>>>
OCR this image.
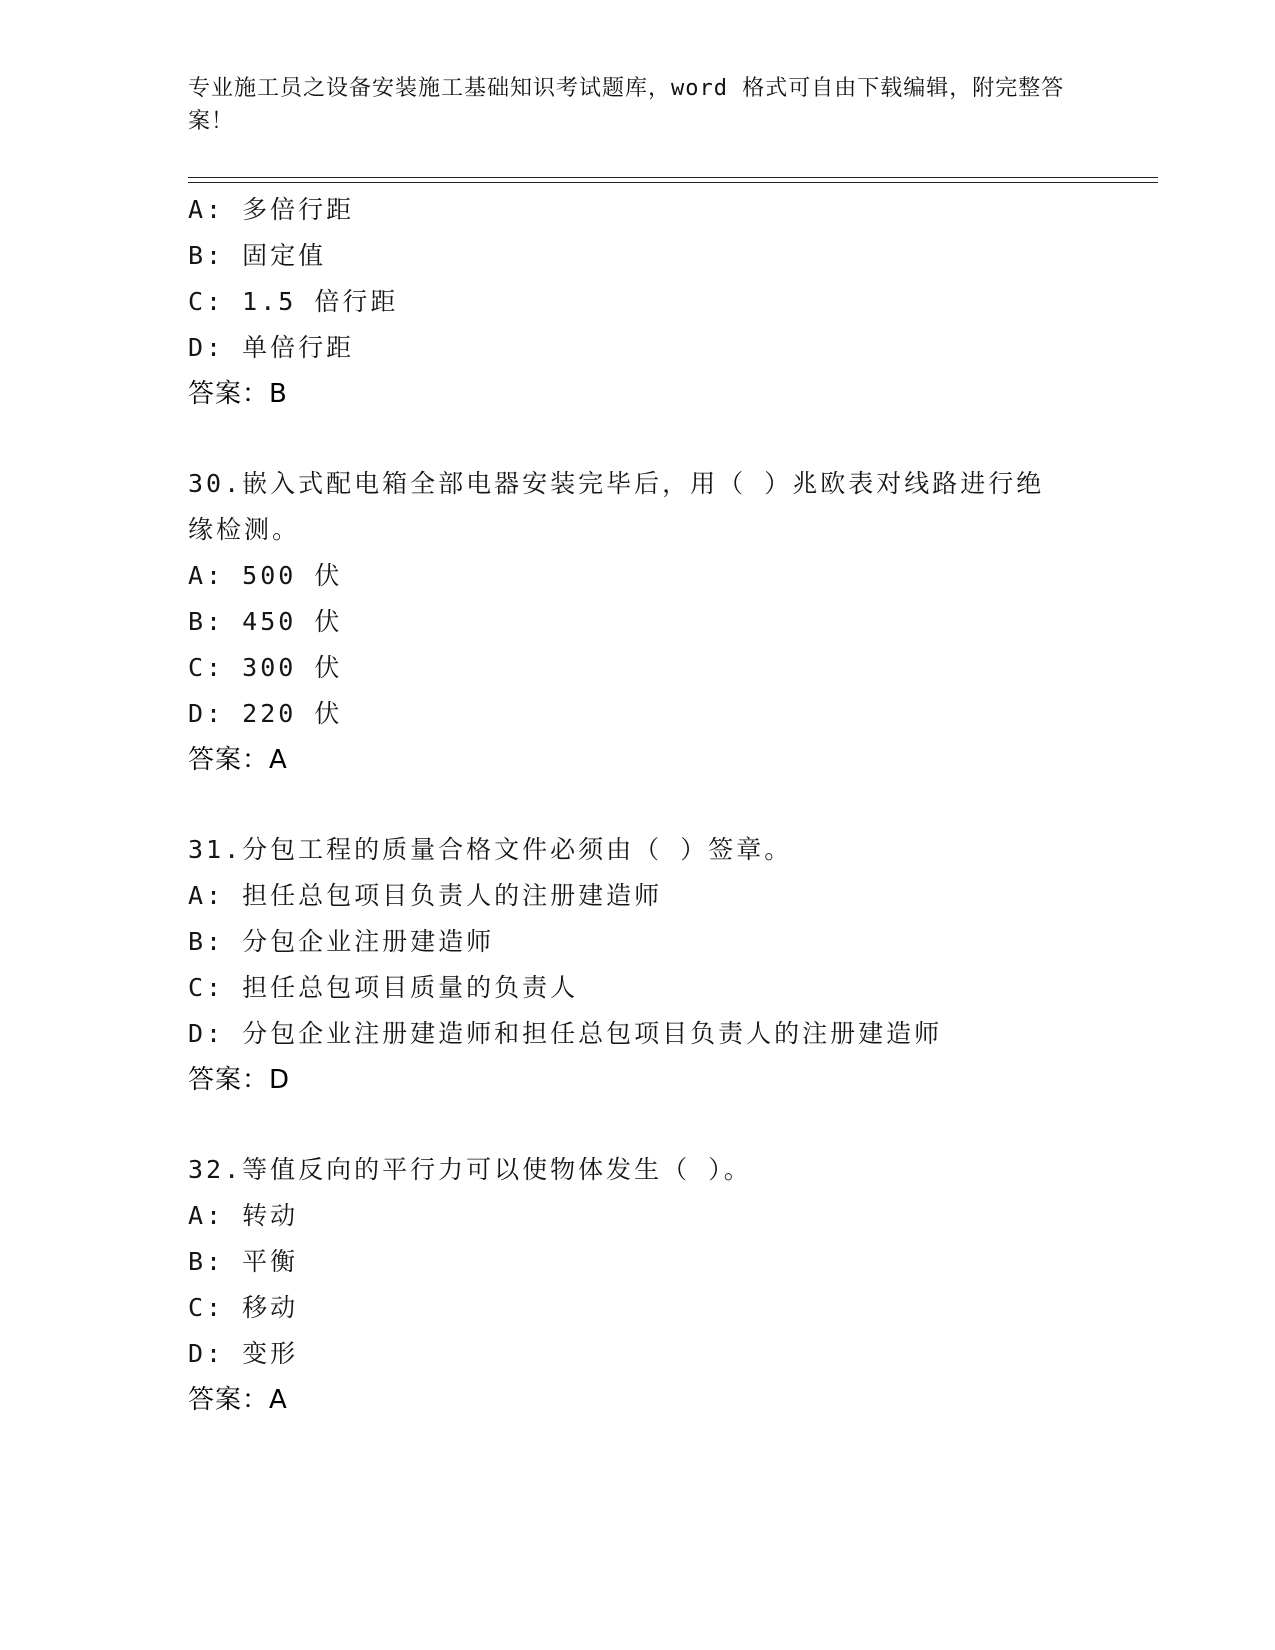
专业施工员之设备安装施工基础知识考试题库，word 格式可自由下载编辑，附完整答案！
A: 多倍行距
B: 固定值
C: 1.5 倍行距
D: 单倍行距
答案：B
30.嵌入式配电箱全部电器安装完毕后，用（ ）兆欧表对线路进行绝缘检测。
A: 500 伏
B: 450 伏
C: 300 伏
D: 220 伏
答案：A
31.分包工程的质量合格文件必须由（ ）签章。
A: 担任总包项目负责人的注册建造师
B: 分包企业注册建造师
C: 担任总包项目质量的负责人
D: 分包企业注册建造师和担任总包项目负责人的注册建造师
答案：D
32.等值反向的平行力可以使物体发生（ ）。
A: 转动
B: 平衡
C: 移动
D: 变形
答案：A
<<<
*WRITTEN TASK*:
Reproduce every record above exactly, but leave out the pictures.

*RESULT FOR THIS EXERCISE*:
OCR this image.
专业施工员之设备安装施工基础知识考试题库，word 格式可自由下载编辑，附完整答案！
A: 多倍行距
B: 固定值
C: 1.5 倍行距
D: 单倍行距
答案：B
30.嵌入式配电箱全部电器安装完毕后，用（ ）兆欧表对线路进行绝缘检测。
A: 500 伏
B: 450 伏
C: 300 伏
D: 220 伏
答案：A
31.分包工程的质量合格文件必须由（ ）签章。
A: 担任总包项目负责人的注册建造师
B: 分包企业注册建造师
C: 担任总包项目质量的负责人
D: 分包企业注册建造师和担任总包项目负责人的注册建造师
答案：D
32.等值反向的平行力可以使物体发生（ ）。
A: 转动
B: 平衡
C: 移动
D: 变形
答案：A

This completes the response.